**Directions for this task:** Copy out all lines where "výběr" appears.

**Recorded information:**
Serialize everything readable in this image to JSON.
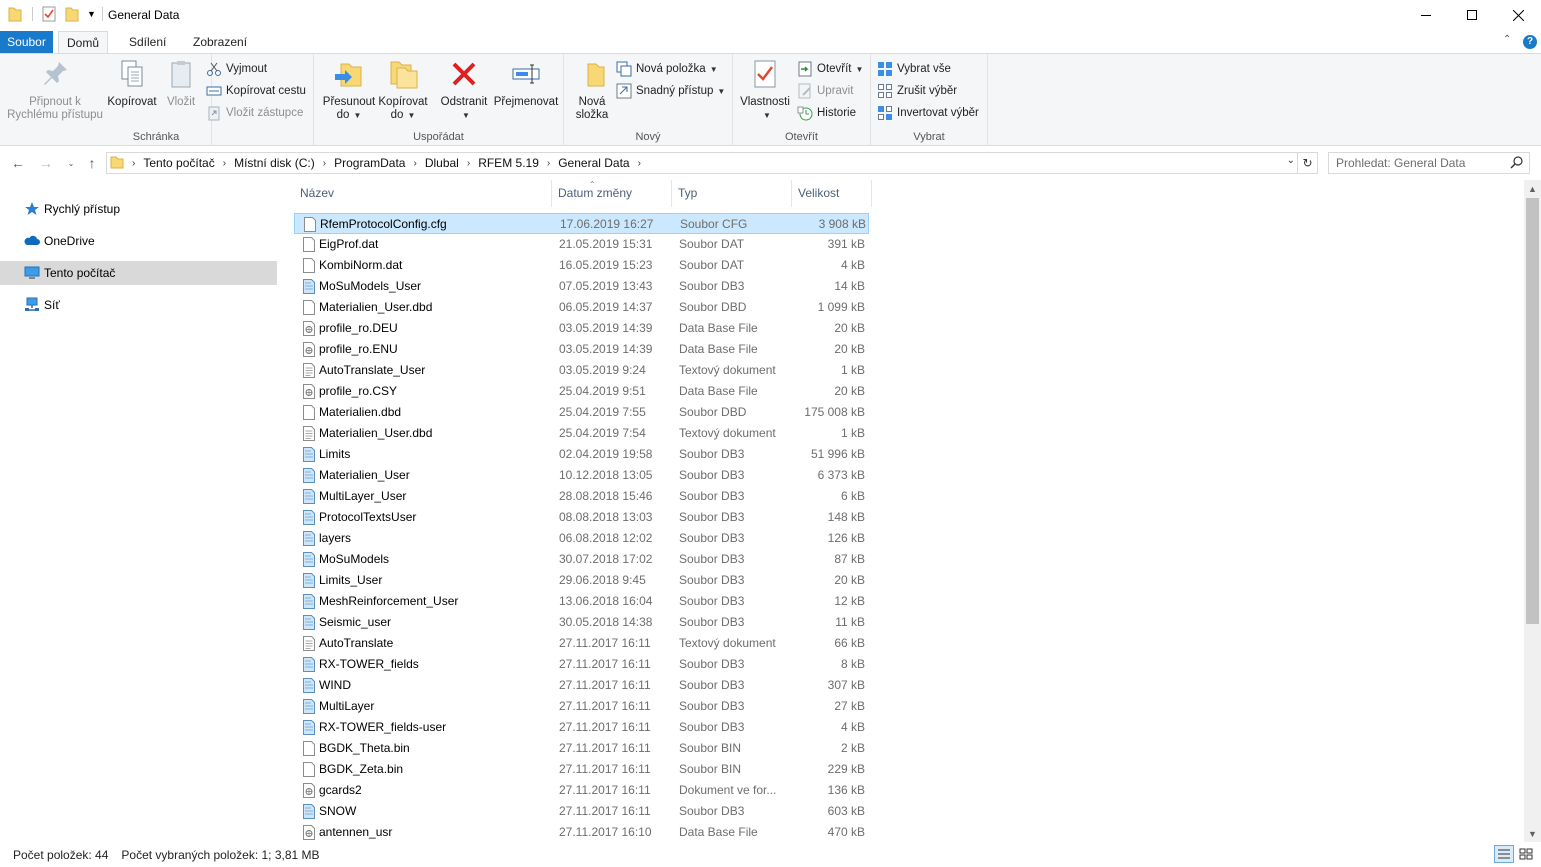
{
  "window": {
    "title": "General Data"
  },
  "ribbon_tabs": [
    {
      "label": "Soubor"
    },
    {
      "label": "Domů"
    },
    {
      "label": "Sdílení"
    },
    {
      "label": "Zobrazení"
    }
  ],
  "clipboard": {
    "group_label": "Schránka",
    "pin_line1": "Připnout k",
    "pin_line2": "Rychlému přístupu",
    "copy": "Kopírovat",
    "paste": "Vložit",
    "cut": "Vyjmout",
    "copy_path": "Kopírovat cestu",
    "paste_shortcut": "Vložit zástupce"
  },
  "organize": {
    "group_label": "Uspořádat",
    "move_line1": "Přesunout",
    "move_line2": "do",
    "copy_line1": "Kopírovat",
    "copy_line2": "do",
    "delete": "Odstranit",
    "rename": "Přejmenovat"
  },
  "new": {
    "group_label": "Nový",
    "folder_line1": "Nová",
    "folder_line2": "složka",
    "new_item": "Nová položka",
    "easy_access": "Snadný přístup"
  },
  "open": {
    "group_label": "Otevřít",
    "properties": "Vlastnosti",
    "open": "Otevřít",
    "edit": "Upravit",
    "history": "Historie"
  },
  "select": {
    "group_label": "Vybrat",
    "select_all": "Vybrat vše",
    "select_none": "Zrušit výběr",
    "invert": "Invertovat výběr"
  },
  "breadcrumb": [
    "Tento počítač",
    "Místní disk (C:)",
    "ProgramData",
    "Dlubal",
    "RFEM 5.19",
    "General Data"
  ],
  "search": {
    "placeholder": "Prohledat: General Data"
  },
  "sidebar": {
    "items": [
      {
        "label": "Rychlý přístup",
        "icon": "star-icon"
      },
      {
        "label": "OneDrive",
        "icon": "cloud-icon"
      },
      {
        "label": "Tento počítač",
        "icon": "computer-icon"
      },
      {
        "label": "Síť",
        "icon": "network-icon"
      }
    ]
  },
  "columns": {
    "name": "Název",
    "date": "Datum změny",
    "type": "Typ",
    "size": "Velikost"
  },
  "files": [
    {
      "name": "RfemProtocolConfig.cfg",
      "date": "17.06.2019 16:27",
      "type": "Soubor CFG",
      "size": "3 908 kB",
      "icon": "file-icon",
      "selected": true
    },
    {
      "name": "EigProf.dat",
      "date": "21.05.2019 15:31",
      "type": "Soubor DAT",
      "size": "391 kB",
      "icon": "file-icon"
    },
    {
      "name": "KombiNorm.dat",
      "date": "16.05.2019 15:23",
      "type": "Soubor DAT",
      "size": "4 kB",
      "icon": "file-icon"
    },
    {
      "name": "MoSuModels_User",
      "date": "07.05.2019 13:43",
      "type": "Soubor DB3",
      "size": "14 kB",
      "icon": "db-icon"
    },
    {
      "name": "Materialien_User.dbd",
      "date": "06.05.2019 14:37",
      "type": "Soubor DBD",
      "size": "1 099 kB",
      "icon": "file-icon"
    },
    {
      "name": "profile_ro.DEU",
      "date": "03.05.2019 14:39",
      "type": "Data Base File",
      "size": "20 kB",
      "icon": "database-file-icon"
    },
    {
      "name": "profile_ro.ENU",
      "date": "03.05.2019 14:39",
      "type": "Data Base File",
      "size": "20 kB",
      "icon": "database-file-icon"
    },
    {
      "name": "AutoTranslate_User",
      "date": "03.05.2019 9:24",
      "type": "Textový dokument",
      "size": "1 kB",
      "icon": "text-file-icon"
    },
    {
      "name": "profile_ro.CSY",
      "date": "25.04.2019 9:51",
      "type": "Data Base File",
      "size": "20 kB",
      "icon": "database-file-icon"
    },
    {
      "name": "Materialien.dbd",
      "date": "25.04.2019 7:55",
      "type": "Soubor DBD",
      "size": "175 008 kB",
      "icon": "file-icon"
    },
    {
      "name": "Materialien_User.dbd",
      "date": "25.04.2019 7:54",
      "type": "Textový dokument",
      "size": "1 kB",
      "icon": "text-file-icon"
    },
    {
      "name": "Limits",
      "date": "02.04.2019 19:58",
      "type": "Soubor DB3",
      "size": "51 996 kB",
      "icon": "db-icon"
    },
    {
      "name": "Materialien_User",
      "date": "10.12.2018 13:05",
      "type": "Soubor DB3",
      "size": "6 373 kB",
      "icon": "db-icon"
    },
    {
      "name": "MultiLayer_User",
      "date": "28.08.2018 15:46",
      "type": "Soubor DB3",
      "size": "6 kB",
      "icon": "db-icon"
    },
    {
      "name": "ProtocolTextsUser",
      "date": "08.08.2018 13:03",
      "type": "Soubor DB3",
      "size": "148 kB",
      "icon": "db-icon"
    },
    {
      "name": "layers",
      "date": "06.08.2018 12:02",
      "type": "Soubor DB3",
      "size": "126 kB",
      "icon": "db-icon"
    },
    {
      "name": "MoSuModels",
      "date": "30.07.2018 17:02",
      "type": "Soubor DB3",
      "size": "87 kB",
      "icon": "db-icon"
    },
    {
      "name": "Limits_User",
      "date": "29.06.2018 9:45",
      "type": "Soubor DB3",
      "size": "20 kB",
      "icon": "db-icon"
    },
    {
      "name": "MeshReinforcement_User",
      "date": "13.06.2018 16:04",
      "type": "Soubor DB3",
      "size": "12 kB",
      "icon": "db-icon"
    },
    {
      "name": "Seismic_user",
      "date": "30.05.2018 14:38",
      "type": "Soubor DB3",
      "size": "11 kB",
      "icon": "db-icon"
    },
    {
      "name": "AutoTranslate",
      "date": "27.11.2017 16:11",
      "type": "Textový dokument",
      "size": "66 kB",
      "icon": "text-file-icon"
    },
    {
      "name": "RX-TOWER_fields",
      "date": "27.11.2017 16:11",
      "type": "Soubor DB3",
      "size": "8 kB",
      "icon": "db-icon"
    },
    {
      "name": "WIND",
      "date": "27.11.2017 16:11",
      "type": "Soubor DB3",
      "size": "307 kB",
      "icon": "db-icon"
    },
    {
      "name": "MultiLayer",
      "date": "27.11.2017 16:11",
      "type": "Soubor DB3",
      "size": "27 kB",
      "icon": "db-icon"
    },
    {
      "name": "RX-TOWER_fields-user",
      "date": "27.11.2017 16:11",
      "type": "Soubor DB3",
      "size": "4 kB",
      "icon": "db-icon"
    },
    {
      "name": "BGDK_Theta.bin",
      "date": "27.11.2017 16:11",
      "type": "Soubor BIN",
      "size": "2 kB",
      "icon": "file-icon"
    },
    {
      "name": "BGDK_Zeta.bin",
      "date": "27.11.2017 16:11",
      "type": "Soubor BIN",
      "size": "229 kB",
      "icon": "file-icon"
    },
    {
      "name": "gcards2",
      "date": "27.11.2017 16:11",
      "type": "Dokument ve for...",
      "size": "136 kB",
      "icon": "database-file-icon"
    },
    {
      "name": "SNOW",
      "date": "27.11.2017 16:11",
      "type": "Soubor DB3",
      "size": "603 kB",
      "icon": "db-icon"
    },
    {
      "name": "antennen_usr",
      "date": "27.11.2017 16:10",
      "type": "Data Base File",
      "size": "470 kB",
      "icon": "database-file-icon"
    }
  ],
  "status": {
    "item_count": "Počet položek: 44",
    "selected": "Počet vybraných položek: 1; 3,81 MB"
  },
  "colors": {
    "accent": "#1979ca",
    "selection": "#cce8ff",
    "selection_border": "#99d1ff",
    "nav_selected": "#d9d9d9",
    "ribbon_bg": "#f5f6f7"
  }
}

**Right answer:**
    "select_none": "Zrušit výběr",
    "invert": "Invertovat výběr"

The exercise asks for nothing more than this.